[What needs to be done]:
Render the lines in the entries below as a JSON list of strings, one string per line and no blank lines, running from the line with "link-icon[interactable]: ⧉ xyxy=(115,80,135,100)" to the line with "cell[interactable] xyxy=(1025,155,1098,172)", both ends included.

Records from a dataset

________________

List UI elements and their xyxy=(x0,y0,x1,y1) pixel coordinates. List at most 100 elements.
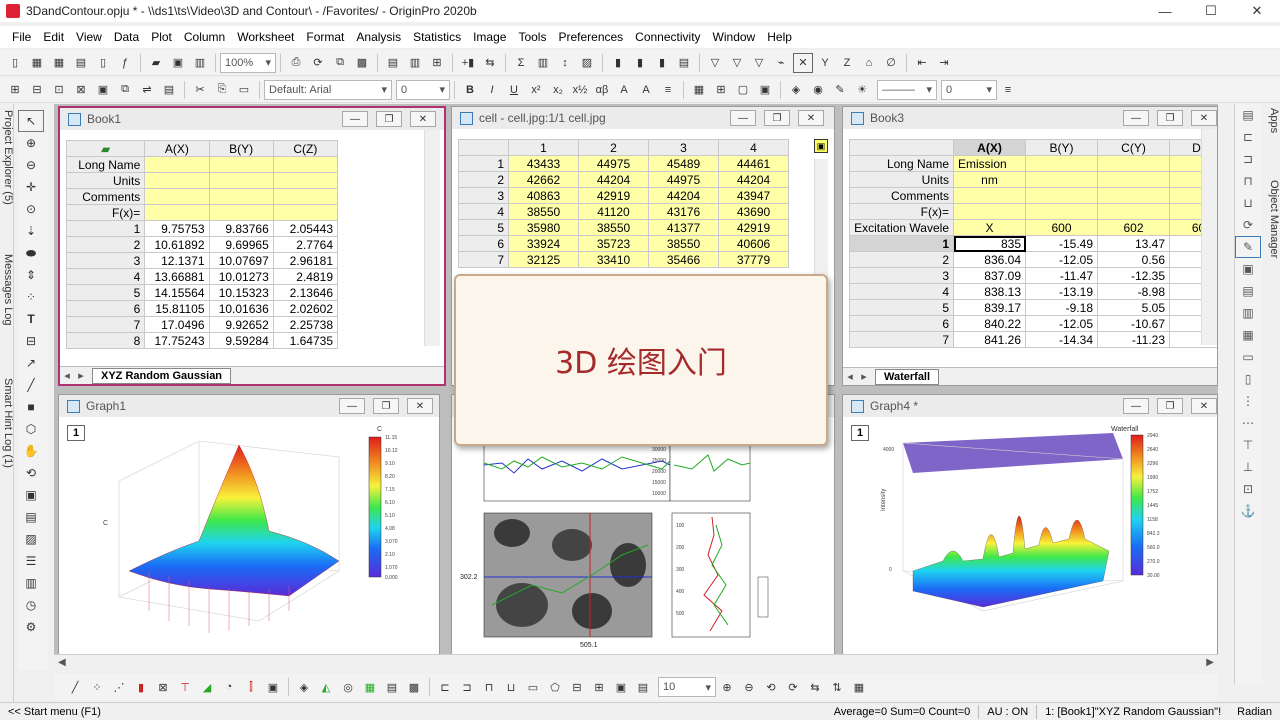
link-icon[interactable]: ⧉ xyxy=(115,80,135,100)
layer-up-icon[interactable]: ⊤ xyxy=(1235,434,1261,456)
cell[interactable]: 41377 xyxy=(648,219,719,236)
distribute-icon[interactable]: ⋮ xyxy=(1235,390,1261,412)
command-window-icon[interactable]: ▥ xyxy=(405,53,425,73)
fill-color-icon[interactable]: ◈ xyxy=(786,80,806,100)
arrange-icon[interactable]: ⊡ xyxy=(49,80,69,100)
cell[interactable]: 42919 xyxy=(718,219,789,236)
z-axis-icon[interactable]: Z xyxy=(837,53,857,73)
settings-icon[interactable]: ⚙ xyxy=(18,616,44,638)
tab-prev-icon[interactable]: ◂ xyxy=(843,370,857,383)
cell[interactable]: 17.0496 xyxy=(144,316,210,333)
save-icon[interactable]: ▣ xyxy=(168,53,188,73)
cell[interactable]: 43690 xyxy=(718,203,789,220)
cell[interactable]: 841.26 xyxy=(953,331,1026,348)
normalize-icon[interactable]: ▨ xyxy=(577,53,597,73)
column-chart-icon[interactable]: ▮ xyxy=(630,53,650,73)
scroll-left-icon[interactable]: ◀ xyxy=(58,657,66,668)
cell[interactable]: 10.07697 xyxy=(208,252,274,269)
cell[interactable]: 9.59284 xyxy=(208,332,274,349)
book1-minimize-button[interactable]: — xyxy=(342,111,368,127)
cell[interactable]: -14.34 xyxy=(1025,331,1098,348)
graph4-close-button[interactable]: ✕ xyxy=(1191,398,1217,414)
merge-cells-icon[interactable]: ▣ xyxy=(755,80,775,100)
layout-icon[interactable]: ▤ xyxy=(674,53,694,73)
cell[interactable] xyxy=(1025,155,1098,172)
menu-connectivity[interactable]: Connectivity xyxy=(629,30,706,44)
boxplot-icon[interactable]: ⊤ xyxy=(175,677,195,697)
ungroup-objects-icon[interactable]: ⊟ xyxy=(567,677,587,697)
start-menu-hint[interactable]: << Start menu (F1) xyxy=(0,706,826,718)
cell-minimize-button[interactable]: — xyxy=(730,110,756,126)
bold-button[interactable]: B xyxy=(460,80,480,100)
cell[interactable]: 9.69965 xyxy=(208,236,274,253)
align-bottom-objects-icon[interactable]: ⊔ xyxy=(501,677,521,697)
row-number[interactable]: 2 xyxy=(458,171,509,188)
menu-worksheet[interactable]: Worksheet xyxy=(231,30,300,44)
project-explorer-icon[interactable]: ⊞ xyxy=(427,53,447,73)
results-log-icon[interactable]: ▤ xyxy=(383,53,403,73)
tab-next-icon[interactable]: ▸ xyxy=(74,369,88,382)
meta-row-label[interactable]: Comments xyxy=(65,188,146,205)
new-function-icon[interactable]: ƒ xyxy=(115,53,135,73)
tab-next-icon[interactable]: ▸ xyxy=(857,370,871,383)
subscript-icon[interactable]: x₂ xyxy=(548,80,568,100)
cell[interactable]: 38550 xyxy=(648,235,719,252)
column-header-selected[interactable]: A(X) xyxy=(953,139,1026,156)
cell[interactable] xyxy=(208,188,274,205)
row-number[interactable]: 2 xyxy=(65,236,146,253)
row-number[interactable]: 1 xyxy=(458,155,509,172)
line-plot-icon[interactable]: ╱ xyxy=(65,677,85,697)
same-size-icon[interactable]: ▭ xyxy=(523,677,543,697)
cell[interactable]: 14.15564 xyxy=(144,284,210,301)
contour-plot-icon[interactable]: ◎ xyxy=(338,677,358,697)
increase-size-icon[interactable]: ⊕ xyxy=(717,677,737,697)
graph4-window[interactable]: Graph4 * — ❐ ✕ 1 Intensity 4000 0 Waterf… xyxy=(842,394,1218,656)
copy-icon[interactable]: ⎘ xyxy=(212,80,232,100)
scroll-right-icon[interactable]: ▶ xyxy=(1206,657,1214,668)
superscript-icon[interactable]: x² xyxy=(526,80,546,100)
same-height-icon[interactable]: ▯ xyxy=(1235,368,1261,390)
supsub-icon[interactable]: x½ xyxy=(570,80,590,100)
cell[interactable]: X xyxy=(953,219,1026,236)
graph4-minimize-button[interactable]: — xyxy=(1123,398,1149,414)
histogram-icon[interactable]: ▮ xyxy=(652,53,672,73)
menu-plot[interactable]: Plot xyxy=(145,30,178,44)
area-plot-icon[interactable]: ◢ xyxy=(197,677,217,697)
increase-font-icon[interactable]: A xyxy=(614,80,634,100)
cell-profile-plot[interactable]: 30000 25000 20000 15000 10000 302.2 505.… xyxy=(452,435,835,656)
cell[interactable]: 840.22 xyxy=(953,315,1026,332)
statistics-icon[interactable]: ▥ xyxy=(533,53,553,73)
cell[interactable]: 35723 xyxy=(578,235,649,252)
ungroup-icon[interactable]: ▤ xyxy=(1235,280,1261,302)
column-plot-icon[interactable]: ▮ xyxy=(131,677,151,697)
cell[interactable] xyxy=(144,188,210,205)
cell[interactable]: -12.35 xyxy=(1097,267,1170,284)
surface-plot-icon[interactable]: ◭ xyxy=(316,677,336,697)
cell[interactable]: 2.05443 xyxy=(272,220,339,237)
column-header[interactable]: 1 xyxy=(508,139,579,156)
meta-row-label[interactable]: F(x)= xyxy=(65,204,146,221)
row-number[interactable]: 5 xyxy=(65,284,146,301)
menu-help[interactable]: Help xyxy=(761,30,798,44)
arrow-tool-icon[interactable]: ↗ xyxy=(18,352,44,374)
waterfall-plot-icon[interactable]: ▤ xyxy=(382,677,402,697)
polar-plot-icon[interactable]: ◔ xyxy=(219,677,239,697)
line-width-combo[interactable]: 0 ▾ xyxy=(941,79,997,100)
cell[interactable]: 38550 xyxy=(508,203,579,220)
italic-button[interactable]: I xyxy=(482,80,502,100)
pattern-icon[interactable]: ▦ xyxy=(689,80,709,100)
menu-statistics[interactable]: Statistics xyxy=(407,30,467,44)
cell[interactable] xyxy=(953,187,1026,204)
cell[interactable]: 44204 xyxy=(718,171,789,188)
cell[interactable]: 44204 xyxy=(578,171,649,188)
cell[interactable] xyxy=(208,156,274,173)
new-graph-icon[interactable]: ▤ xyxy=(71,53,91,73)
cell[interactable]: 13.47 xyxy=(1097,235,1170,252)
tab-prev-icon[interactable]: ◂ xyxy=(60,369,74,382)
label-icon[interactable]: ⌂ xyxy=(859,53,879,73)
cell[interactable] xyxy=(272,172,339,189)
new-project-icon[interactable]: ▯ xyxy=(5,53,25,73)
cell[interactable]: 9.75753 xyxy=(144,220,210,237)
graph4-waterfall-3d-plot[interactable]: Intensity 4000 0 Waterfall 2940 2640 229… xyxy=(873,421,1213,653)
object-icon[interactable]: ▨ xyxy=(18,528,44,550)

________________

[Full solution]:
[
  "link-icon[interactable]: ⧉ xyxy=(115,80,135,100)",
  "layer-up-icon[interactable]: ⊤ xyxy=(1235,434,1261,456)",
  "cell[interactable]: 41377 xyxy=(648,219,719,236)",
  "distribute-icon[interactable]: ⋮ xyxy=(1235,390,1261,412)",
  "command-window-icon[interactable]: ▥ xyxy=(405,53,425,73)",
  "fill-color-icon[interactable]: ◈ xyxy=(786,80,806,100)",
  "arrange-icon[interactable]: ⊡ xyxy=(49,80,69,100)",
  "cell[interactable]: 42919 xyxy=(718,219,789,236)",
  "z-axis-icon[interactable]: Z xyxy=(837,53,857,73)",
  "settings-icon[interactable]: ⚙ xyxy=(18,616,44,638)",
  "tab-prev-icon[interactable]: ◂ xyxy=(843,370,857,383)",
  "cell[interactable]: 17.0496 xyxy=(144,316,210,333)",
  "save-icon[interactable]: ▣ xyxy=(168,53,188,73)",
  "cell[interactable]: 43690 xyxy=(718,203,789,220)",
  "cell[interactable]: 841.26 xyxy=(953,331,1026,348)",
  "normalize-icon[interactable]: ▨ xyxy=(577,53,597,73)",
  "column-chart-icon[interactable]: ▮ xyxy=(630,53,650,73)",
  "scroll-left-icon[interactable]: ◀ xyxy=(58,657,66,668)",
  "cell[interactable]: 10.07697 xyxy=(208,252,274,269)",
  "cell[interactable]: 9.59284 xyxy=(208,332,274,349)",
  "book1-minimize-button[interactable]: — xyxy=(342,111,368,127)",
  "cell[interactable]: -14.34 xyxy=(1025,331,1098,348)",
  "graph4-close-button[interactable]: ✕ xyxy=(1191,398,1217,414)",
  "merge-cells-icon[interactable]: ▣ xyxy=(755,80,775,100)",
  "layout-icon[interactable]: ▤ xyxy=(674,53,694,73)",
  "cell[interactable] xyxy=(1025,155,1098,172)"
]